## Begin Records shown

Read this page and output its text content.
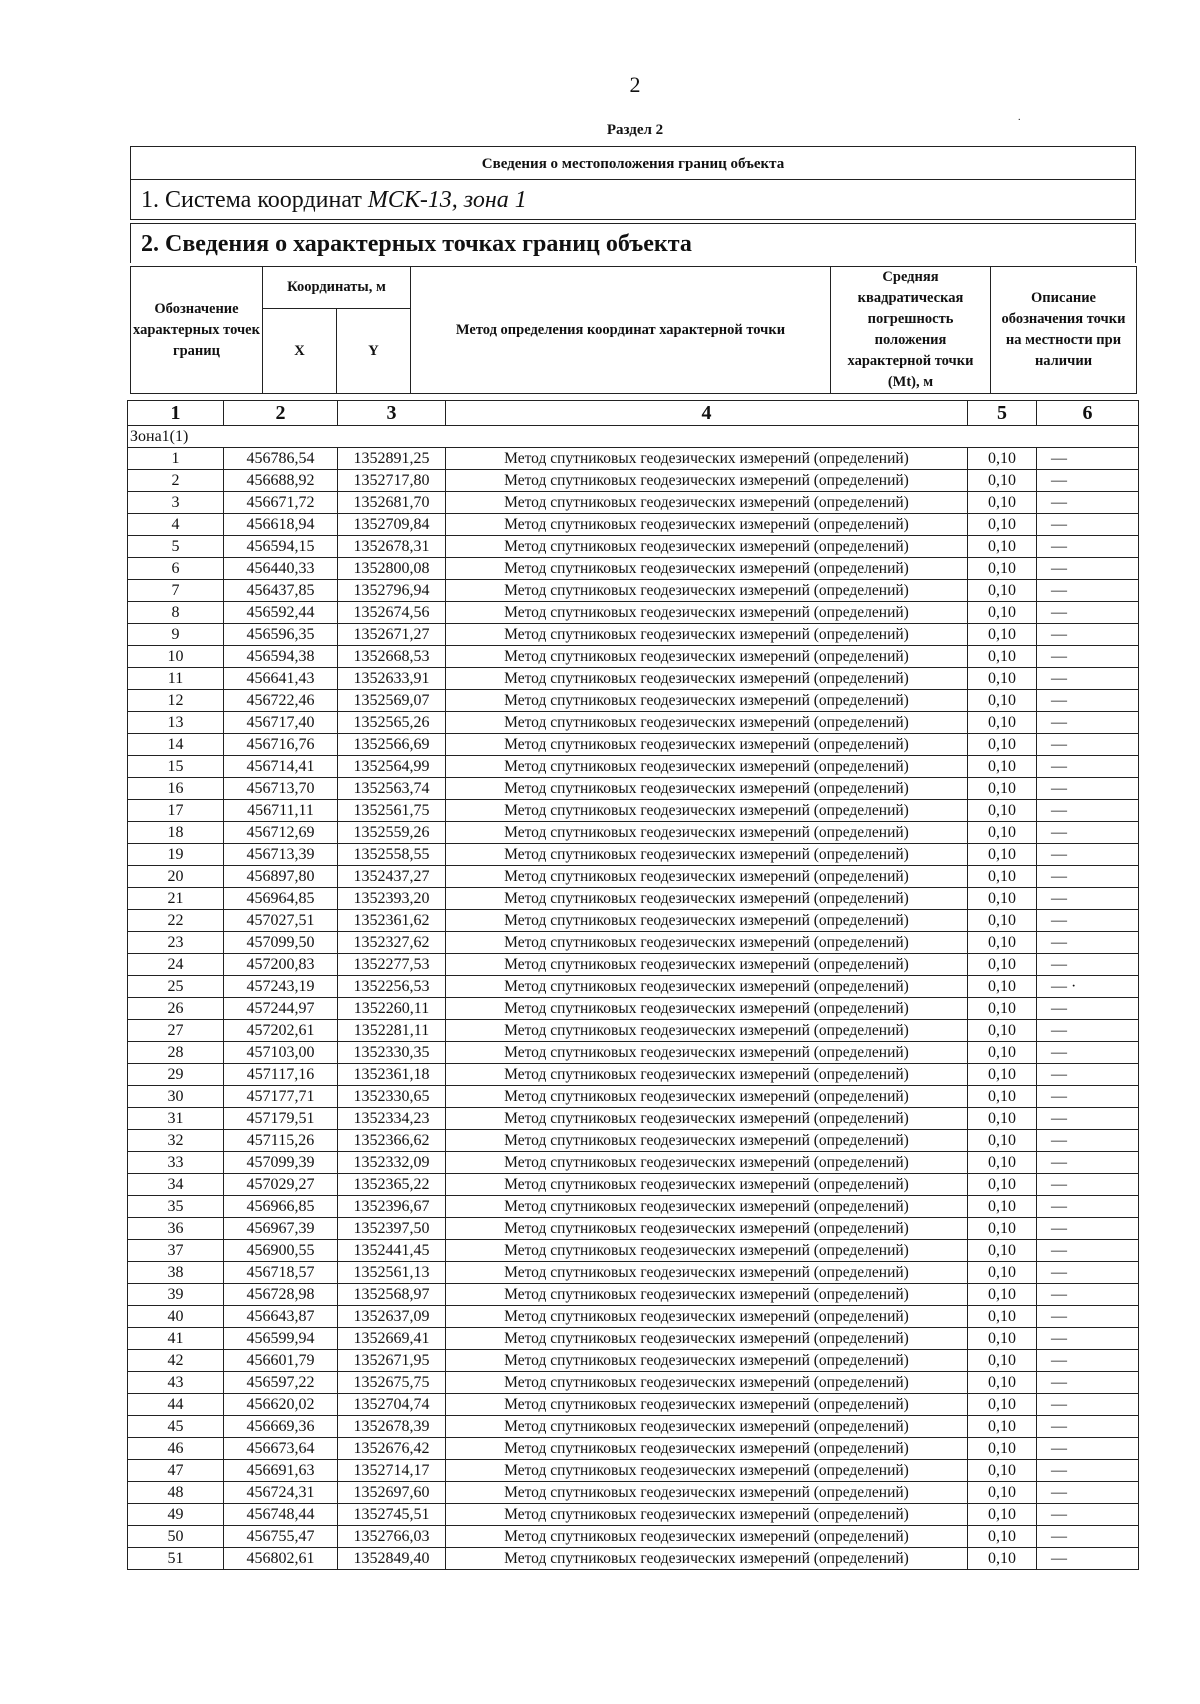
2
.
Раздел 2
Сведения о местоположения границ объекта
1. Система координат МСК-13, зона 1
2. Сведения о характерных точках границ объекта
Обозначение характерных точек границ	Координаты, м		Метод определения координат характерной точки	Средняя квадратическая погрешность положения характерной точки (Mt), м	Описание обозначения точки на местности при наличии
	X	Y			
1	2	3	4	5	6
Зона1(1)					
1	456786,54	1352891,25	Метод спутниковых геодезических измерений (определений)	0,10	—
2	456688,92	1352717,80	Метод спутниковых геодезических измерений (определений)	0,10	—
3	456671,72	1352681,70	Метод спутниковых геодезических измерений (определений)	0,10	—
4	456618,94	1352709,84	Метод спутниковых геодезических измерений (определений)	0,10	—
5	456594,15	1352678,31	Метод спутниковых геодезических измерений (определений)	0,10	—
6	456440,33	1352800,08	Метод спутниковых геодезических измерений (определений)	0,10	—
7	456437,85	1352796,94	Метод спутниковых геодезических измерений (определений)	0,10	—
8	456592,44	1352674,56	Метод спутниковых геодезических измерений (определений)	0,10	—
9	456596,35	1352671,27	Метод спутниковых геодезических измерений (определений)	0,10	—
10	456594,38	1352668,53	Метод спутниковых геодезических измерений (определений)	0,10	—
11	456641,43	1352633,91	Метод спутниковых геодезических измерений (определений)	0,10	—
12	456722,46	1352569,07	Метод спутниковых геодезических измерений (определений)	0,10	—
13	456717,40	1352565,26	Метод спутниковых геодезических измерений (определений)	0,10	—
14	456716,76	1352566,69	Метод спутниковых геодезических измерений (определений)	0,10	—
15	456714,41	1352564,99	Метод спутниковых геодезических измерений (определений)	0,10	—
16	456713,70	1352563,74	Метод спутниковых геодезических измерений (определений)	0,10	—
17	456711,11	1352561,75	Метод спутниковых геодезических измерений (определений)	0,10	—
18	456712,69	1352559,26	Метод спутниковых геодезических измерений (определений)	0,10	—
19	456713,39	1352558,55	Метод спутниковых геодезических измерений (определений)	0,10	—
20	456897,80	1352437,27	Метод спутниковых геодезических измерений (определений)	0,10	—
21	456964,85	1352393,20	Метод спутниковых геодезических измерений (определений)	0,10	—
22	457027,51	1352361,62	Метод спутниковых геодезических измерений (определений)	0,10	—
23	457099,50	1352327,62	Метод спутниковых геодезических измерений (определений)	0,10	—
24	457200,83	1352277,53	Метод спутниковых геодезических измерений (определений)	0,10	—
25	457243,19	1352256,53	Метод спутниковых геодезических измерений (определений)	0,10	— ·
26	457244,97	1352260,11	Метод спутниковых геодезических измерений (определений)	0,10	—
27	457202,61	1352281,11	Метод спутниковых геодезических измерений (определений)	0,10	—
28	457103,00	1352330,35	Метод спутниковых геодезических измерений (определений)	0,10	—
29	457117,16	1352361,18	Метод спутниковых геодезических измерений (определений)	0,10	—
30	457177,71	1352330,65	Метод спутниковых геодезических измерений (определений)	0,10	—
31	457179,51	1352334,23	Метод спутниковых геодезических измерений (определений)	0,10	—
32	457115,26	1352366,62	Метод спутниковых геодезических измерений (определений)	0,10	—
33	457099,39	1352332,09	Метод спутниковых геодезических измерений (определений)	0,10	—
34	457029,27	1352365,22	Метод спутниковых геодезических измерений (определений)	0,10	—
35	456966,85	1352396,67	Метод спутниковых геодезических измерений (определений)	0,10	—
36	456967,39	1352397,50	Метод спутниковых геодезических измерений (определений)	0,10	—
37	456900,55	1352441,45	Метод спутниковых геодезических измерений (определений)	0,10	—
38	456718,57	1352561,13	Метод спутниковых геодезических измерений (определений)	0,10	—
39	456728,98	1352568,97	Метод спутниковых геодезических измерений (определений)	0,10	—
40	456643,87	1352637,09	Метод спутниковых геодезических измерений (определений)	0,10	—
41	456599,94	1352669,41	Метод спутниковых геодезических измерений (определений)	0,10	—
42	456601,79	1352671,95	Метод спутниковых геодезических измерений (определений)	0,10	—
43	456597,22	1352675,75	Метод спутниковых геодезических измерений (определений)	0,10	—
44	456620,02	1352704,74	Метод спутниковых геодезических измерений (определений)	0,10	—
45	456669,36	1352678,39	Метод спутниковых геодезических измерений (определений)	0,10	—
46	456673,64	1352676,42	Метод спутниковых геодезических измерений (определений)	0,10	—
47	456691,63	1352714,17	Метод спутниковых геодезических измерений (определений)	0,10	—
48	456724,31	1352697,60	Метод спутниковых геодезических измерений (определений)	0,10	—
49	456748,44	1352745,51	Метод спутниковых геодезических измерений (определений)	0,10	—
50	456755,47	1352766,03	Метод спутниковых геодезических измерений (определений)	0,10	—
51	456802,61	1352849,40	Метод спутниковых геодезических измерений (определений)	0,10	—
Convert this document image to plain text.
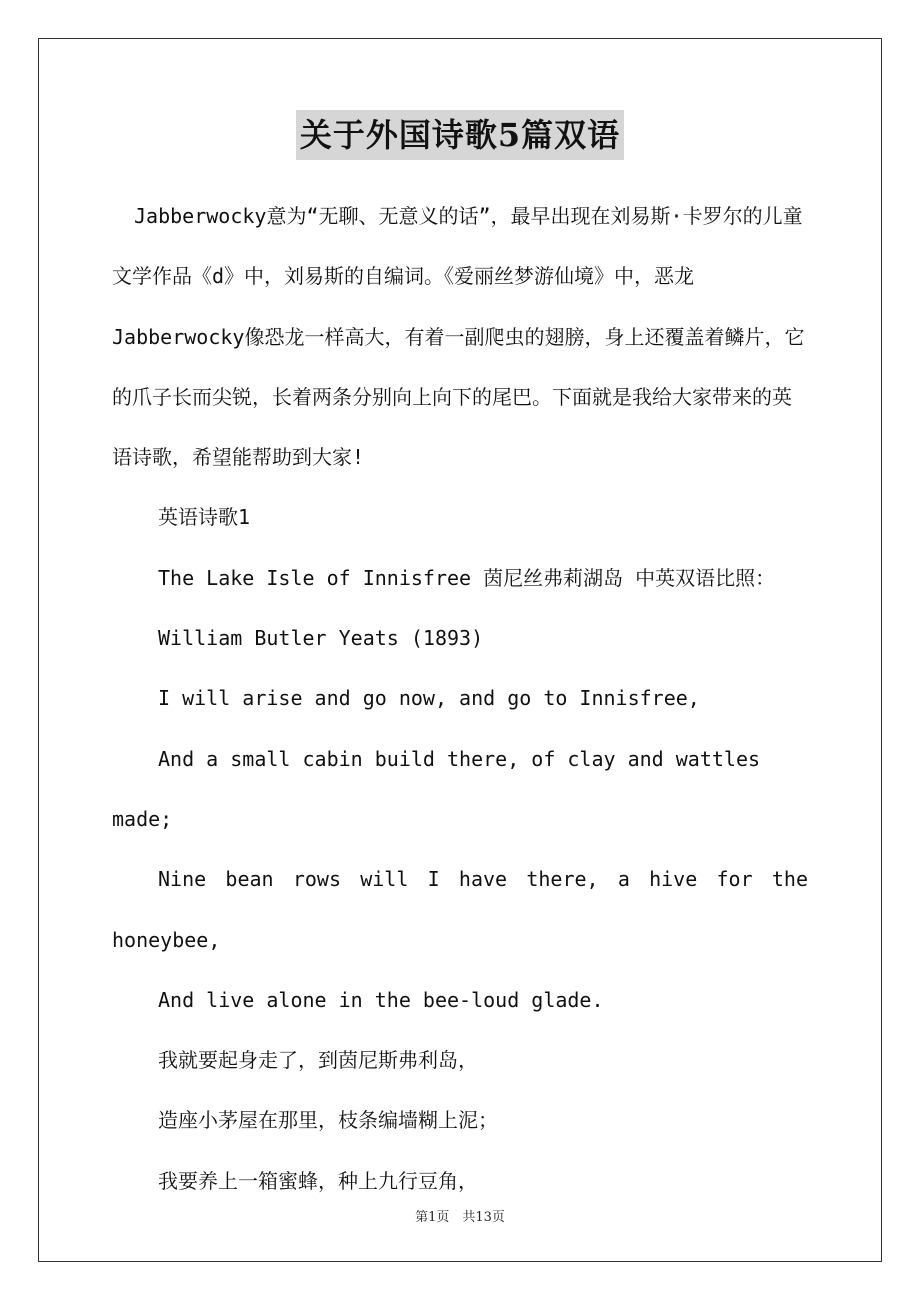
关于外国诗歌5篇双语

Jabberwocky意为“无聊、无意义的话”，最早出现在刘易斯·卡罗尔的儿童文学作品《d》中，刘易斯的自编词。《爱丽丝梦游仙境》中，恶龙Jabberwocky像恐龙一样高大，有着一副爬虫的翅膀，身上还覆盖着鳞片，它的爪子长而尖锐，长着两条分别向上向下的尾巴。下面就是我给大家带来的英语诗歌，希望能帮助到大家!

英语诗歌1

The Lake Isle of Innisfree 茵尼丝弗莉湖岛 中英双语比照：

William Butler Yeats (1893)

I will arise and go now, and go to Innisfree,

And a small cabin build there, of clay and wattles made;

Nine bean rows will I have there, a hive for the honeybee,

And live alone in the bee-loud glade.

我就要起身走了，到茵尼斯弗利岛，

造座小茅屋在那里，枝条编墙糊上泥；

我要养上一箱蜜蜂，种上九行豆角，

第1页　共13页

## End Records shown

● What to produce:
Your task is to return the entries above exactly, with no pictures.

● Finished task:
Read this page and output its text content.
2
.
Раздел 2
Сведения о местоположения границ объекта
1. Система координат МСК-13, зона 1
2. Сведения о характерных точках границ объекта
Обозначение характерных точек границ	Координаты, м		Метод определения координат характерной точки	Средняя квадратическая погрешность положения характерной точки (Mt), м	Описание обозначения точки на местности при наличии
	X	Y			
1	2	3	4	5	6
Зона1(1)					
1	456786,54	1352891,25	Метод спутниковых геодезических измерений (определений)	0,10	—
2	456688,92	1352717,80	Метод спутниковых геодезических измерений (определений)	0,10	—
3	456671,72	1352681,70	Метод спутниковых геодезических измерений (определений)	0,10	—
4	456618,94	1352709,84	Метод спутниковых геодезических измерений (определений)	0,10	—
5	456594,15	1352678,31	Метод спутниковых геодезических измерений (определений)	0,10	—
6	456440,33	1352800,08	Метод спутниковых геодезических измерений (определений)	0,10	—
7	456437,85	1352796,94	Метод спутниковых геодезических измерений (определений)	0,10	—
8	456592,44	1352674,56	Метод спутниковых геодезических измерений (определений)	0,10	—
9	456596,35	1352671,27	Метод спутниковых геодезических измерений (определений)	0,10	—
10	456594,38	1352668,53	Метод спутниковых геодезических измерений (определений)	0,10	—
11	456641,43	1352633,91	Метод спутниковых геодезических измерений (определений)	0,10	—
12	456722,46	1352569,07	Метод спутниковых геодезических измерений (определений)	0,10	—
13	456717,40	1352565,26	Метод спутниковых геодезических измерений (определений)	0,10	—
14	456716,76	1352566,69	Метод спутниковых геодезических измерений (определений)	0,10	—
15	456714,41	1352564,99	Метод спутниковых геодезических измерений (определений)	0,10	—
16	456713,70	1352563,74	Метод спутниковых геодезических измерений (определений)	0,10	—
17	456711,11	1352561,75	Метод спутниковых геодезических измерений (определений)	0,10	—
18	456712,69	1352559,26	Метод спутниковых геодезических измерений (определений)	0,10	—
19	456713,39	1352558,55	Метод спутниковых геодезических измерений (определений)	0,10	—
20	456897,80	1352437,27	Метод спутниковых геодезических измерений (определений)	0,10	—
21	456964,85	1352393,20	Метод спутниковых геодезических измерений (определений)	0,10	—
22	457027,51	1352361,62	Метод спутниковых геодезических измерений (определений)	0,10	—
23	457099,50	1352327,62	Метод спутниковых геодезических измерений (определений)	0,10	—
24	457200,83	1352277,53	Метод спутниковых геодезических измерений (определений)	0,10	—
25	457243,19	1352256,53	Метод спутниковых геодезических измерений (определений)	0,10	— ·
26	457244,97	1352260,11	Метод спутниковых геодезических измерений (определений)	0,10	—
27	457202,61	1352281,11	Метод спутниковых геодезических измерений (определений)	0,10	—
28	457103,00	1352330,35	Метод спутниковых геодезических измерений (определений)	0,10	—
29	457117,16	1352361,18	Метод спутниковых геодезических измерений (определений)	0,10	—
30	457177,71	1352330,65	Метод спутниковых геодезических измерений (определений)	0,10	—
31	457179,51	1352334,23	Метод спутниковых геодезических измерений (определений)	0,10	—
32	457115,26	1352366,62	Метод спутниковых геодезических измерений (определений)	0,10	—
33	457099,39	1352332,09	Метод спутниковых геодезических измерений (определений)	0,10	—
34	457029,27	1352365,22	Метод спутниковых геодезических измерений (определений)	0,10	—
35	456966,85	1352396,67	Метод спутниковых геодезических измерений (определений)	0,10	—
36	456967,39	1352397,50	Метод спутниковых геодезических измерений (определений)	0,10	—
37	456900,55	1352441,45	Метод спутниковых геодезических измерений (определений)	0,10	—
38	456718,57	1352561,13	Метод спутниковых геодезических измерений (определений)	0,10	—
39	456728,98	1352568,97	Метод спутниковых геодезических измерений (определений)	0,10	—
40	456643,87	1352637,09	Метод спутниковых геодезических измерений (определений)	0,10	—
41	456599,94	1352669,41	Метод спутниковых геодезических измерений (определений)	0,10	—
42	456601,79	1352671,95	Метод спутниковых геодезических измерений (определений)	0,10	—
43	456597,22	1352675,75	Метод спутниковых геодезических измерений (определений)	0,10	—
44	456620,02	1352704,74	Метод спутниковых геодезических измерений (определений)	0,10	—
45	456669,36	1352678,39	Метод спутниковых геодезических измерений (определений)	0,10	—
46	456673,64	1352676,42	Метод спутниковых геодезических измерений (определений)	0,10	—
47	456691,63	1352714,17	Метод спутниковых геодезических измерений (определений)	0,10	—
48	456724,31	1352697,60	Метод спутниковых геодезических измерений (определений)	0,10	—
49	456748,44	1352745,51	Метод спутниковых геодезических измерений (определений)	0,10	—
50	456755,47	1352766,03	Метод спутниковых геодезических измерений (определений)	0,10	—
51	456802,61	1352849,40	Метод спутниковых геодезических измерений (определений)	0,10	—
Convert this document image to plain text.
关于外国诗歌5篇双语

Jabberwocky意为“无聊、无意义的话”，最早出现在刘易斯·卡罗尔的儿童文学作品《d》中，刘易斯的自编词。《爱丽丝梦游仙境》中，恶龙Jabberwocky像恐龙一样高大，有着一副爬虫的翅膀，身上还覆盖着鳞片，它的爪子长而尖锐，长着两条分别向上向下的尾巴。下面就是我给大家带来的英语诗歌，希望能帮助到大家!

英语诗歌1

The Lake Isle of Innisfree 茵尼丝弗莉湖岛 中英双语比照：

William Butler Yeats (1893)

I will arise and go now, and go to Innisfree,

And a small cabin build there, of clay and wattles made;

Nine bean rows will I have there, a hive for the honeybee,

And live alone in the bee-loud glade.

我就要起身走了，到茵尼斯弗利岛，

造座小茅屋在那里，枝条编墙糊上泥；

我要养上一箱蜜蜂，种上九行豆角，

第1页　共13页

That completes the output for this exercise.